Collected data:
[BEGIN]

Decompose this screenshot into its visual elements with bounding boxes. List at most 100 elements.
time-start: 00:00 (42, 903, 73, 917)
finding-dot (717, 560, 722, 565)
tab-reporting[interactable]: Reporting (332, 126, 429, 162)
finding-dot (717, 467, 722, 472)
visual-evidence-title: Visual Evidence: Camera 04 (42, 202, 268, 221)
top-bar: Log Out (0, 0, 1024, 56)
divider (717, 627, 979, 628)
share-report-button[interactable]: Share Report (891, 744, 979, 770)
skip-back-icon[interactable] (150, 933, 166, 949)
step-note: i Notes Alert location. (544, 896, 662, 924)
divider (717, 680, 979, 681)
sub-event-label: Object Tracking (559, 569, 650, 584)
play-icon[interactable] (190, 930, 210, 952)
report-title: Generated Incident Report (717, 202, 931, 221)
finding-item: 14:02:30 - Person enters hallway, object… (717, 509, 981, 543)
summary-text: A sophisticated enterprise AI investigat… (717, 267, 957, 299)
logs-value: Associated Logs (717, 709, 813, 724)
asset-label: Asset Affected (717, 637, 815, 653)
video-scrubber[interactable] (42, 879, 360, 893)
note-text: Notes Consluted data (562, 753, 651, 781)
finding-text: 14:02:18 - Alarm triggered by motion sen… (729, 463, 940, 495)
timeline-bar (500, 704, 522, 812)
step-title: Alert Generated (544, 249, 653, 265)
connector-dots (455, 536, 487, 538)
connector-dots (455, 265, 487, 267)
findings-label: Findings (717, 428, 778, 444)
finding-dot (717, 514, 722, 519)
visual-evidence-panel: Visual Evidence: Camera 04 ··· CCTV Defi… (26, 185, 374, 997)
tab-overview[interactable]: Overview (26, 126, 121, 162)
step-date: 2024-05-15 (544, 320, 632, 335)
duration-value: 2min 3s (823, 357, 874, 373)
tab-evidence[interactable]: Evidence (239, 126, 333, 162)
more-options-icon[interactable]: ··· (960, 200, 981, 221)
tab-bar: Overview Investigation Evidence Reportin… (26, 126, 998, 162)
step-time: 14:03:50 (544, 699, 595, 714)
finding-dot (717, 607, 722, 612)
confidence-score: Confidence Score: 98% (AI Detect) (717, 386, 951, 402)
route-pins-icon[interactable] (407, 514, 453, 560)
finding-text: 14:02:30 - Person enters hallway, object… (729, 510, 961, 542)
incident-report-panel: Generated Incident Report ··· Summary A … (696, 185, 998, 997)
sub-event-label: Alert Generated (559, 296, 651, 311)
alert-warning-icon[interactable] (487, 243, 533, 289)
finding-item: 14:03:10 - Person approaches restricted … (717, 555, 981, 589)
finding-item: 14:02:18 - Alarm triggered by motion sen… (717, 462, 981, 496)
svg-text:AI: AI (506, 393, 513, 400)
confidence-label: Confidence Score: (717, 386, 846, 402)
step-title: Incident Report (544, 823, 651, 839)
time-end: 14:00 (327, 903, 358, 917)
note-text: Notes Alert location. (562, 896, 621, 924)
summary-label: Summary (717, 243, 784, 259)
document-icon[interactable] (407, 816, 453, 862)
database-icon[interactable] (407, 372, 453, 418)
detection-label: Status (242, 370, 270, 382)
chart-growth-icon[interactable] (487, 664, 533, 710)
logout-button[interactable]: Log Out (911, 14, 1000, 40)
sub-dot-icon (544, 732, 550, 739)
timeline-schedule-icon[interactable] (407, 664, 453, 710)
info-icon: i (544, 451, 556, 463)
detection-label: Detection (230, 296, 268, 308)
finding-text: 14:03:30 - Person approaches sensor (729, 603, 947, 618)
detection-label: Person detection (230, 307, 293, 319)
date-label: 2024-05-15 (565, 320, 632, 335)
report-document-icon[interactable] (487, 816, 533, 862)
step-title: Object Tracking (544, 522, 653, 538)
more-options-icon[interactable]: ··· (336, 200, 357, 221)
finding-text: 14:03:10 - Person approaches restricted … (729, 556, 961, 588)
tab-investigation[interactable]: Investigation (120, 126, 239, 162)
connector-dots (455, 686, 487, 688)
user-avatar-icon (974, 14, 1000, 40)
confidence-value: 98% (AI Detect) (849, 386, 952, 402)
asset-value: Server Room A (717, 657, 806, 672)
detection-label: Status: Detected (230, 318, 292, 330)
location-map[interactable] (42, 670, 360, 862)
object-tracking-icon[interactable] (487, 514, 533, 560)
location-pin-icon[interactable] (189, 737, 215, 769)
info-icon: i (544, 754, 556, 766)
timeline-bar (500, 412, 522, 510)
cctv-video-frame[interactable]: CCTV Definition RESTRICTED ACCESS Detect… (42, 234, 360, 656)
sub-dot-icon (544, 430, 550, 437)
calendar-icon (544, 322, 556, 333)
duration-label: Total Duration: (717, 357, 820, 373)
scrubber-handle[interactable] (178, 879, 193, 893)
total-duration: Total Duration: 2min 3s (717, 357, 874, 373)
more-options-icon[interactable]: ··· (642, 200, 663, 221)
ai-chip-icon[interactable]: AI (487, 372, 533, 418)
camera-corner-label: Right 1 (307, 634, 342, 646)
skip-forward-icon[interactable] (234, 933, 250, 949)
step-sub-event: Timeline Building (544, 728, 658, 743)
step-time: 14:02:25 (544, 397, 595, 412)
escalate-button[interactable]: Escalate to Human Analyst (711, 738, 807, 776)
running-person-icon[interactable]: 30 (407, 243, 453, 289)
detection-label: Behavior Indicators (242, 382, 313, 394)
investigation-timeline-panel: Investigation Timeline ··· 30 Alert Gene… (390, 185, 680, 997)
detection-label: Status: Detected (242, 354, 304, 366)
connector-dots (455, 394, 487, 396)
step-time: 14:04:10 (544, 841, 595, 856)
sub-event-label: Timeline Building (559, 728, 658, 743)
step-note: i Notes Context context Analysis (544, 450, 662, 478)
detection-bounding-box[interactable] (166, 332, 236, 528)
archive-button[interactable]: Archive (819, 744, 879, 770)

[END]

TASK BRIEF: Copy every one of the rows above verbatim, keeping each line unchanged.

WORKED SOLUTION:
Decompose this screenshot into its visual elements with bounding boxes. List at most 100 elements.
time-start: 00:00 (42, 903, 73, 917)
finding-dot (717, 560, 722, 565)
tab-reporting[interactable]: Reporting (332, 126, 429, 162)
finding-dot (717, 467, 722, 472)
visual-evidence-title: Visual Evidence: Camera 04 (42, 202, 268, 221)
top-bar: Log Out (0, 0, 1024, 56)
divider (717, 627, 979, 628)
share-report-button[interactable]: Share Report (891, 744, 979, 770)
skip-back-icon[interactable] (150, 933, 166, 949)
step-note: i Notes Alert location. (544, 896, 662, 924)
divider (717, 680, 979, 681)
sub-event-label: Object Tracking (559, 569, 650, 584)
play-icon[interactable] (190, 930, 210, 952)
report-title: Generated Incident Report (717, 202, 931, 221)
finding-item: 14:02:30 - Person enters hallway, object… (717, 509, 981, 543)
summary-text: A sophisticated enterprise AI investigat… (717, 267, 957, 299)
logs-value: Associated Logs (717, 709, 813, 724)
asset-label: Asset Affected (717, 637, 815, 653)
video-scrubber[interactable] (42, 879, 360, 893)
note-text: Notes Consluted data (562, 753, 651, 781)
finding-text: 14:02:18 - Alarm triggered by motion sen… (729, 463, 940, 495)
timeline-bar (500, 704, 522, 812)
step-title: Alert Generated (544, 249, 653, 265)
connector-dots (455, 536, 487, 538)
connector-dots (455, 265, 487, 267)
findings-label: Findings (717, 428, 778, 444)
finding-dot (717, 514, 722, 519)
visual-evidence-panel: Visual Evidence: Camera 04 ··· CCTV Defi… (26, 185, 374, 997)
tab-overview[interactable]: Overview (26, 126, 121, 162)
step-date: 2024-05-15 (544, 320, 632, 335)
duration-value: 2min 3s (823, 357, 874, 373)
tab-evidence[interactable]: Evidence (239, 126, 333, 162)
more-options-icon[interactable]: ··· (960, 200, 981, 221)
tab-bar: Overview Investigation Evidence Reportin… (26, 126, 998, 162)
step-time: 14:03:50 (544, 699, 595, 714)
finding-dot (717, 607, 722, 612)
confidence-score: Confidence Score: 98% (AI Detect) (717, 386, 951, 402)
route-pins-icon[interactable] (407, 514, 453, 560)
finding-text: 14:02:30 - Person enters hallway, object… (729, 510, 961, 542)
incident-report-panel: Generated Incident Report ··· Summary A … (696, 185, 998, 997)
sub-event-label: Alert Generated (559, 296, 651, 311)
alert-warning-icon[interactable] (487, 243, 533, 289)
finding-item: 14:03:10 - Person approaches restricted … (717, 555, 981, 589)
finding-item: 14:02:18 - Alarm triggered by motion sen… (717, 462, 981, 496)
svg-text:AI: AI (506, 393, 513, 400)
confidence-label: Confidence Score: (717, 386, 846, 402)
step-title: Incident Report (544, 823, 651, 839)
time-end: 14:00 (327, 903, 358, 917)
note-text: Notes Alert location. (562, 896, 621, 924)
summary-label: Summary (717, 243, 784, 259)
document-icon[interactable] (407, 816, 453, 862)
database-icon[interactable] (407, 372, 453, 418)
detection-label: Status (242, 370, 270, 382)
chart-growth-icon[interactable] (487, 664, 533, 710)
logout-button[interactable]: Log Out (911, 14, 1000, 40)
sub-dot-icon (544, 732, 550, 739)
timeline-schedule-icon[interactable] (407, 664, 453, 710)
info-icon: i (544, 451, 556, 463)
detection-label: Detection (230, 296, 268, 308)
finding-text: 14:03:30 - Person approaches sensor (729, 603, 947, 618)
detection-label: Person detection (230, 307, 293, 319)
date-label: 2024-05-15 (565, 320, 632, 335)
report-document-icon[interactable] (487, 816, 533, 862)
step-title: Object Tracking (544, 522, 653, 538)
more-options-icon[interactable]: ··· (336, 200, 357, 221)
finding-text: 14:03:10 - Person approaches restricted … (729, 556, 961, 588)
tab-investigation[interactable]: Investigation (120, 126, 239, 162)
connector-dots (455, 686, 487, 688)
user-avatar-icon (974, 14, 1000, 40)
confidence-value: 98% (AI Detect) (849, 386, 952, 402)
asset-value: Server Room A (717, 657, 806, 672)
detection-label: Status: Detected (230, 318, 292, 330)
location-map[interactable] (42, 670, 360, 862)
object-tracking-icon[interactable] (487, 514, 533, 560)
location-pin-icon[interactable] (189, 737, 215, 769)
info-icon: i (544, 754, 556, 766)
timeline-bar (500, 412, 522, 510)
cctv-video-frame[interactable]: CCTV Definition RESTRICTED ACCESS Detect… (42, 234, 360, 656)
sub-dot-icon (544, 430, 550, 437)
calendar-icon (544, 322, 556, 333)
duration-label: Total Duration: (717, 357, 820, 373)
scrubber-handle[interactable] (178, 879, 193, 893)
total-duration: Total Duration: 2min 3s (717, 357, 874, 373)
more-options-icon[interactable]: ··· (642, 200, 663, 221)
ai-chip-icon[interactable]: AI (487, 372, 533, 418)
camera-corner-label: Right 1 (307, 634, 342, 646)
skip-forward-icon[interactable] (234, 933, 250, 949)
step-sub-event: Timeline Building (544, 728, 658, 743)
step-time: 14:02:25 (544, 397, 595, 412)
escalate-button[interactable]: Escalate to Human Analyst (711, 738, 807, 776)
running-person-icon[interactable]: 30 (407, 243, 453, 289)
detection-label: Behavior Indicators (242, 382, 313, 394)
investigation-timeline-panel: Investigation Timeline ··· 30 Alert Gene… (390, 185, 680, 997)
detection-label: Status: Detected (242, 354, 304, 366)
connector-dots (455, 394, 487, 396)
step-time: 14:04:10 (544, 841, 595, 856)
sub-event-label: Timeline Building (559, 728, 658, 743)
step-note: i Notes Context context Analysis (544, 450, 662, 478)
detection-bounding-box[interactable] (166, 332, 236, 528)
archive-button[interactable]: Archive (819, 744, 879, 770)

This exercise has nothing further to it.